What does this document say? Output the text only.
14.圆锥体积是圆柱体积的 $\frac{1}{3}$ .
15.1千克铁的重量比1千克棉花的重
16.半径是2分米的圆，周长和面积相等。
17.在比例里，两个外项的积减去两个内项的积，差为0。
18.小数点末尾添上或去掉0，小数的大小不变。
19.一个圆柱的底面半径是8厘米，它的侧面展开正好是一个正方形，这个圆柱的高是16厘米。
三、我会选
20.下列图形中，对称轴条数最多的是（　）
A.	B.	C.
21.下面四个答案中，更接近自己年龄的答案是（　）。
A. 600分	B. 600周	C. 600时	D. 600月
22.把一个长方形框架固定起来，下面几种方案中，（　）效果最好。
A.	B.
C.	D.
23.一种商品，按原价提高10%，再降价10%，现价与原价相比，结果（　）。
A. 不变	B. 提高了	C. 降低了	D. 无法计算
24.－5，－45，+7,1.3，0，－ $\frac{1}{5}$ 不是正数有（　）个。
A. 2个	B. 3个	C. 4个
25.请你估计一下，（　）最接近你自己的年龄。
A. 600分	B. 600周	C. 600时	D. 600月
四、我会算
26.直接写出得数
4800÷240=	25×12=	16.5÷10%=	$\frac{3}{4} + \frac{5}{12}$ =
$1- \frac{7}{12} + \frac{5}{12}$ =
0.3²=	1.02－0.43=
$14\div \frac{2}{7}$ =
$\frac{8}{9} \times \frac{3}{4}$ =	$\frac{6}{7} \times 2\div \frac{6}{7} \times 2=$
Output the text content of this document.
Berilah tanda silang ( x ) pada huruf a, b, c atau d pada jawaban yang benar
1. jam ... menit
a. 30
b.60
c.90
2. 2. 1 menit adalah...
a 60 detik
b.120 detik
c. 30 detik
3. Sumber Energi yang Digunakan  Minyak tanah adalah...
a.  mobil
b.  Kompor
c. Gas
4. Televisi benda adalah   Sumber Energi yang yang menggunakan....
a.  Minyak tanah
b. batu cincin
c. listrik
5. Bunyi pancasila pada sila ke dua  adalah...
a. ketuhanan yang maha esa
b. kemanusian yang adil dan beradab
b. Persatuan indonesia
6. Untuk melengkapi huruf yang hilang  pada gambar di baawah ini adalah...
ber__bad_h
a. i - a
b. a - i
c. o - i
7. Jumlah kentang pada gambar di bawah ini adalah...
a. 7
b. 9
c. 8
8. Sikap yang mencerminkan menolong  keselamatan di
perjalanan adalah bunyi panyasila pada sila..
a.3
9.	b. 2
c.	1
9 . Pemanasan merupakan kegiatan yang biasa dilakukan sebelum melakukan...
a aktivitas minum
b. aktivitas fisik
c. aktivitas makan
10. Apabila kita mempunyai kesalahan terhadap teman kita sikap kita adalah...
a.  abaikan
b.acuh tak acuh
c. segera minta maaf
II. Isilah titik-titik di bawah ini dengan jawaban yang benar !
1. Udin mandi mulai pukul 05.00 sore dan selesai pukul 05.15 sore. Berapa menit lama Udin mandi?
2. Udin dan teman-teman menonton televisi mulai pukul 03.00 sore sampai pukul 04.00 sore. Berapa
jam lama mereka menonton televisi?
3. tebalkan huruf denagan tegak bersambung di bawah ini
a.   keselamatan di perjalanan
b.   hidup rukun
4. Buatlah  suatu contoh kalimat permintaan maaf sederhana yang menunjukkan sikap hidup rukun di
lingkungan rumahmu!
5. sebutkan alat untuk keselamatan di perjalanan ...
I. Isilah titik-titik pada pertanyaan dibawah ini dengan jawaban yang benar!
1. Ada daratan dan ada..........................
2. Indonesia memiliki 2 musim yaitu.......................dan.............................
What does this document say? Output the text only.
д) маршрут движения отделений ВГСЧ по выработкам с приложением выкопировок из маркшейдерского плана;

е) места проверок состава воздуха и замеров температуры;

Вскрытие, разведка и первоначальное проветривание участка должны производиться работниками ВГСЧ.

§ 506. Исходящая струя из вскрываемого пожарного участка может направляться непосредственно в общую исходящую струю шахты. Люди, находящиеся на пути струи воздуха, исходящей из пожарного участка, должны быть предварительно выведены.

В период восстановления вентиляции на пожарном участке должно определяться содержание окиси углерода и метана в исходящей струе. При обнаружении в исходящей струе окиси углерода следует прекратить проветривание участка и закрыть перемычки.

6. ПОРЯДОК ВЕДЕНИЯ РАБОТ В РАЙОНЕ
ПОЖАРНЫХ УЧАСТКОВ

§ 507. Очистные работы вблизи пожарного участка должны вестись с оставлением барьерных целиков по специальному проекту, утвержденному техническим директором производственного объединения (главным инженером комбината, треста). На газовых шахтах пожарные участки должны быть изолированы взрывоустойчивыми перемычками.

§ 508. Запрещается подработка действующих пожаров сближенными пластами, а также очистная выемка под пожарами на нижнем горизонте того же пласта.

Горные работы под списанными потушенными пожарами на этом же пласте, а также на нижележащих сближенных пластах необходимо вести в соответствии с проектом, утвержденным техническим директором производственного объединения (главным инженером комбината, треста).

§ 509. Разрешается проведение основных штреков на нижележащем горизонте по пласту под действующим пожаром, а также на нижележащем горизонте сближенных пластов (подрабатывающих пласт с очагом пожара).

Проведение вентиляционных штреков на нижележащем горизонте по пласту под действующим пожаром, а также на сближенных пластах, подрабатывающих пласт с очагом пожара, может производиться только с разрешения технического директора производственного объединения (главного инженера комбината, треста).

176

• • • • • • •

▸ Written task
How many of these lines contain "пластах"? Write only the number.

▸ Answer to this exercise
2